Report all lines from the entries below in which "Temperatura" appears.

#### Provided information

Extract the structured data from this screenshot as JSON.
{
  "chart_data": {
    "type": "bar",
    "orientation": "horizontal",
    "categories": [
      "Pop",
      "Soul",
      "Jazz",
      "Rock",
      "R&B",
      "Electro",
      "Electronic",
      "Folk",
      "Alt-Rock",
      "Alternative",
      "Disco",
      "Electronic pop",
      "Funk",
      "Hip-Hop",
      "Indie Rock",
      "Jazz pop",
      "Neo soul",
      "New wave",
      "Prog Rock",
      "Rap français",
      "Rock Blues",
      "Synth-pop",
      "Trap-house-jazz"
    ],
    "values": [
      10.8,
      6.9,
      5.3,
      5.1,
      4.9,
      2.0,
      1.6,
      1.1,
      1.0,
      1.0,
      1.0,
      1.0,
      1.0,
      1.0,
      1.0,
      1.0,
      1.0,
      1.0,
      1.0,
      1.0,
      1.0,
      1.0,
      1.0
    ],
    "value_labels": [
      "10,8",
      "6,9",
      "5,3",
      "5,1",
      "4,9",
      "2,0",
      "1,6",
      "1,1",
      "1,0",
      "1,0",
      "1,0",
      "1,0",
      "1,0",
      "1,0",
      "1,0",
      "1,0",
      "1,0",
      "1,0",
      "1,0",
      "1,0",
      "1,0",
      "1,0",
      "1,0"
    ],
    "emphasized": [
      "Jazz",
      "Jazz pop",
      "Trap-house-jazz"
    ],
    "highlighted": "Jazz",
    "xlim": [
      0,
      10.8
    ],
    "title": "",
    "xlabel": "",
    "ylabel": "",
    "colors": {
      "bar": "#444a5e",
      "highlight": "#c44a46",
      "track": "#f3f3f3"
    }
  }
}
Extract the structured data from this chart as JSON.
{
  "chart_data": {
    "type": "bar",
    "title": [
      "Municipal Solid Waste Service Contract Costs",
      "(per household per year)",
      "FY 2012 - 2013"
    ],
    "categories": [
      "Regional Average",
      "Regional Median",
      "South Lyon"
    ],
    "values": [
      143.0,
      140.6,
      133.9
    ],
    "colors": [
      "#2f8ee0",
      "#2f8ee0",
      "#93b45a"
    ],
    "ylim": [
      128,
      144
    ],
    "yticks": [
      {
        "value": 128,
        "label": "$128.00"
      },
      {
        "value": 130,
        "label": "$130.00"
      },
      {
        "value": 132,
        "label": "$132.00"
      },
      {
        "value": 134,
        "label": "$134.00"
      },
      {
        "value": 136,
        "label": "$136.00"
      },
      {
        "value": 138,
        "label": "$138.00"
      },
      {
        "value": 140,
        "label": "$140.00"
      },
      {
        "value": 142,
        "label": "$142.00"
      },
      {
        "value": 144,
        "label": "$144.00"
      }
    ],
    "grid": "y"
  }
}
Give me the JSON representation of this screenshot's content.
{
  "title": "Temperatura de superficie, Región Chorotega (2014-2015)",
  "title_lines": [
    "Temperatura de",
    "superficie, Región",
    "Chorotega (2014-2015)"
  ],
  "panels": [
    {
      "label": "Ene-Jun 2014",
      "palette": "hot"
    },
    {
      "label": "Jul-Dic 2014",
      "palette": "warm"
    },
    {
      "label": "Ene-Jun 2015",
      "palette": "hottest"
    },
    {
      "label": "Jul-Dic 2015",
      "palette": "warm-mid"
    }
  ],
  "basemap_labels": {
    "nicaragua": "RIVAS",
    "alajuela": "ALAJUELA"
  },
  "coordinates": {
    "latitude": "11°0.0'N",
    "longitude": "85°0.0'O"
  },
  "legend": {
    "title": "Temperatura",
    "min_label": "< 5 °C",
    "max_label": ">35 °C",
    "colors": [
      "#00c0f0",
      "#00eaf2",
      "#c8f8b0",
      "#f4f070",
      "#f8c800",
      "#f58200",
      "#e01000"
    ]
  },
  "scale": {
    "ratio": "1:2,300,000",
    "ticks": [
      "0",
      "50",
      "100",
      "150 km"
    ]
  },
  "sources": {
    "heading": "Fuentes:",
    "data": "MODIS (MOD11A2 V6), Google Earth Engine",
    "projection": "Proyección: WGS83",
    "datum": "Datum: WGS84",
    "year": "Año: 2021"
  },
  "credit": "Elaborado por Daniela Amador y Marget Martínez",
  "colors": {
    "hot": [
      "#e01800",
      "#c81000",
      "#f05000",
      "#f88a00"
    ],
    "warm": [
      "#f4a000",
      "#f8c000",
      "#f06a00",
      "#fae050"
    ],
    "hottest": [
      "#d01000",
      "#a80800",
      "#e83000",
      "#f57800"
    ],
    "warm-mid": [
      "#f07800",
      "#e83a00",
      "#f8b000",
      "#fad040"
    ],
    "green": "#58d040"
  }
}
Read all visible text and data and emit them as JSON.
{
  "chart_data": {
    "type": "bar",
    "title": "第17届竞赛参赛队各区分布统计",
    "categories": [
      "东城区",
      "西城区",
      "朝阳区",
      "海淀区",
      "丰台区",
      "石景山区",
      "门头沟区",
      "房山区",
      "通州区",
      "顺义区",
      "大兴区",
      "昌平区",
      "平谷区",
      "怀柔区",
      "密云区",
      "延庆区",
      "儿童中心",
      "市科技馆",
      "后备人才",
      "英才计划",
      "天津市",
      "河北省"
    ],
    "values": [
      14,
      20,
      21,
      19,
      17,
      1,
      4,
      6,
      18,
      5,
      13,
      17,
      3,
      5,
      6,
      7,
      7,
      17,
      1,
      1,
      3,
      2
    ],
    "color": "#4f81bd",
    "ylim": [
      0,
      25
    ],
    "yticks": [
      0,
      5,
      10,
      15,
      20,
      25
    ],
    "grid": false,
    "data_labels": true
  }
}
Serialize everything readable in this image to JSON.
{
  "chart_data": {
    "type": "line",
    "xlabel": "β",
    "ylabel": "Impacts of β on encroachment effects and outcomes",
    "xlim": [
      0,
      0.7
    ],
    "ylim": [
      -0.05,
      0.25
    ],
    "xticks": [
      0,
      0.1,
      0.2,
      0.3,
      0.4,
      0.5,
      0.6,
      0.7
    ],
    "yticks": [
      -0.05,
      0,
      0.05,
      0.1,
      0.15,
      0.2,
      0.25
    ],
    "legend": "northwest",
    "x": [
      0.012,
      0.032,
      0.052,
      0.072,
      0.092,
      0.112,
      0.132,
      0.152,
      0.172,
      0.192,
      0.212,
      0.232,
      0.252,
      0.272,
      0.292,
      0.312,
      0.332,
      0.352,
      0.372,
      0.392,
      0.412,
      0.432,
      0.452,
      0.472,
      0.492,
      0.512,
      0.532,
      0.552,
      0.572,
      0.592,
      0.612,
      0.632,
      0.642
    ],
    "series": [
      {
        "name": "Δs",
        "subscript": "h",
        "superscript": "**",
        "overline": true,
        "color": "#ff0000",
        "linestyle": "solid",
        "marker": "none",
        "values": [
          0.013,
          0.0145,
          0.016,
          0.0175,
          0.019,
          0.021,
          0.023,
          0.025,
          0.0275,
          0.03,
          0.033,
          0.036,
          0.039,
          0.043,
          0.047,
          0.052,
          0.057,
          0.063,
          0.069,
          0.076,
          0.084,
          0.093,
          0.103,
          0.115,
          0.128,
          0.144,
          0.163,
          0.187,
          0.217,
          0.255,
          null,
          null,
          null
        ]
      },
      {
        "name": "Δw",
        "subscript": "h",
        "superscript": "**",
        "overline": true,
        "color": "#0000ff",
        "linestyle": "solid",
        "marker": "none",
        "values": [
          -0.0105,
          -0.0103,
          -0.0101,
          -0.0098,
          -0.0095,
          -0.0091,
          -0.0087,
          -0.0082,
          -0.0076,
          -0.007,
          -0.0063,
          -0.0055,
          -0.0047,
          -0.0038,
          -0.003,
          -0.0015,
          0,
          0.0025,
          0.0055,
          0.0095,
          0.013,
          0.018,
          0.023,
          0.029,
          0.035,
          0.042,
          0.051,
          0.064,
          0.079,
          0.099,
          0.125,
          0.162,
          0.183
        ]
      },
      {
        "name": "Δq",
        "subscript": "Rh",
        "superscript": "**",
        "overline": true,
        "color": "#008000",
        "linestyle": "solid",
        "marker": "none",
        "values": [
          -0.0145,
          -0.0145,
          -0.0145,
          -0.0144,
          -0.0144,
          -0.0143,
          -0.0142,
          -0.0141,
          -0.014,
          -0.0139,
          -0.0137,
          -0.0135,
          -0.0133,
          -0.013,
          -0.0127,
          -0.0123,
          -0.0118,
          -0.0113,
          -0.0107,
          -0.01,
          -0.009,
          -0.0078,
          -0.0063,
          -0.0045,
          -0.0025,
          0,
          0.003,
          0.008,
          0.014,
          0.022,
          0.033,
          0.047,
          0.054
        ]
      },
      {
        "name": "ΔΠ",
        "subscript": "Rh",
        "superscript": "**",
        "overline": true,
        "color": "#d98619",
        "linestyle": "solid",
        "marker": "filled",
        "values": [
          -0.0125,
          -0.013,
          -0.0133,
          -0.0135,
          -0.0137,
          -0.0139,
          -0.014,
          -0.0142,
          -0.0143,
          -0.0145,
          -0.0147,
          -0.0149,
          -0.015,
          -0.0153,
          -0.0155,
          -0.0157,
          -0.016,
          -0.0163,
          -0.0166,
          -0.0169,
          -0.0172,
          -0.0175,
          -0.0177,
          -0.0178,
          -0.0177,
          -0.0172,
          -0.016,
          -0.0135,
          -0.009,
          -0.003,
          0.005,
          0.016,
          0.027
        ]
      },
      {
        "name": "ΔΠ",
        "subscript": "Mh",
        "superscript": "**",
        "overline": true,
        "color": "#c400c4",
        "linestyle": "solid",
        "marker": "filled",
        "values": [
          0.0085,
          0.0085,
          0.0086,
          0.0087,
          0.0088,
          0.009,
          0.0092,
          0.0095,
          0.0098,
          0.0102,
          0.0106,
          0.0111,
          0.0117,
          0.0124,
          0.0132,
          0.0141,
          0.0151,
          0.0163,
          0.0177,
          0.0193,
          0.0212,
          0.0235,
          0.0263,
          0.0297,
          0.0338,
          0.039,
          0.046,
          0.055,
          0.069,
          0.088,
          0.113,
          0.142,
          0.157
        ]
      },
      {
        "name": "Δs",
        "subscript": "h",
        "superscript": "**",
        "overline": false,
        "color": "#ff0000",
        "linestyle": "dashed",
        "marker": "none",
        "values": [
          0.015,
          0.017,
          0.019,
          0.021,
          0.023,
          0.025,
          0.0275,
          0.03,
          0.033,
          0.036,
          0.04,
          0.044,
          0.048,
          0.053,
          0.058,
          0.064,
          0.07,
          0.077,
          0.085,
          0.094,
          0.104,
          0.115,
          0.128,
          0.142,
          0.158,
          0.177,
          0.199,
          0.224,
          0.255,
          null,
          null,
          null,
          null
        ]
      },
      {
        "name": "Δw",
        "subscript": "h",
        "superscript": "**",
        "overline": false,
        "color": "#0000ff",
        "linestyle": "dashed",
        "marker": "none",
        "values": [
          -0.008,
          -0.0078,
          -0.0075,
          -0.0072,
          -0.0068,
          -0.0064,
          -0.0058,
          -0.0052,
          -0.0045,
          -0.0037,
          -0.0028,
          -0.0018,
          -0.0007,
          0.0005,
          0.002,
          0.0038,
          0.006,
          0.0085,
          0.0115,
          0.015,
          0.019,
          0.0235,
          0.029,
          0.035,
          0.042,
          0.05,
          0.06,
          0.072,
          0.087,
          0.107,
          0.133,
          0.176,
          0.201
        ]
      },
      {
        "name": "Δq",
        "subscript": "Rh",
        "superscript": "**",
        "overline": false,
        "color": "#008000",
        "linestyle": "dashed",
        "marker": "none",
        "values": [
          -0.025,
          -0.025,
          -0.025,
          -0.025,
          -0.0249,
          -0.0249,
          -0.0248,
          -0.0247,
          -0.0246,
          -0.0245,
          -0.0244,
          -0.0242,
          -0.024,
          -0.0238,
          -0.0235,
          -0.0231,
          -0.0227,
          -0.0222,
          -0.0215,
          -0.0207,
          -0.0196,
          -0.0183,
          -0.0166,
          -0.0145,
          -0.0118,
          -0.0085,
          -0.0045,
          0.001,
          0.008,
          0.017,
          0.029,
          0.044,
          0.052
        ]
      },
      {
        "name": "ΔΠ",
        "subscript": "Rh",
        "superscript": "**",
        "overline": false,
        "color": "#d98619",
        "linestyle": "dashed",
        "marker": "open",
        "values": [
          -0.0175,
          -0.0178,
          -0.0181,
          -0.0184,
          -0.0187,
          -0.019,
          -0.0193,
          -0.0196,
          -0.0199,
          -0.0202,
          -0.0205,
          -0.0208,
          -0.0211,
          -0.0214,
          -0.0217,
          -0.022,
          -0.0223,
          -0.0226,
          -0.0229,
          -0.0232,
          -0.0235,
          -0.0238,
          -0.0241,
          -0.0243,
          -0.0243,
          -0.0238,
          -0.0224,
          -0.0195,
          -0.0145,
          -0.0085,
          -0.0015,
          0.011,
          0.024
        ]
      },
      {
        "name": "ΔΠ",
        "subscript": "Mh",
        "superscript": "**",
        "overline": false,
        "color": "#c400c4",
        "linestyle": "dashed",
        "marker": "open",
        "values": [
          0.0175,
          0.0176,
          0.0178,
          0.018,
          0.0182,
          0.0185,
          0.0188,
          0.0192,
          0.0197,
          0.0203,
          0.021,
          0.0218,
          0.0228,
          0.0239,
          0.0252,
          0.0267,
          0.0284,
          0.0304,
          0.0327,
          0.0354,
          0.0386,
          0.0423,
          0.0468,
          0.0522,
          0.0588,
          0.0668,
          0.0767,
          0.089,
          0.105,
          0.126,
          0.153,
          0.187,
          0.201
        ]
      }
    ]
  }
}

########

### Output of the task
  "title": "Temperatura de superficie, Región Chorotega (2014-2015)",
    "Temperatura de",
    "title": "Temperatura",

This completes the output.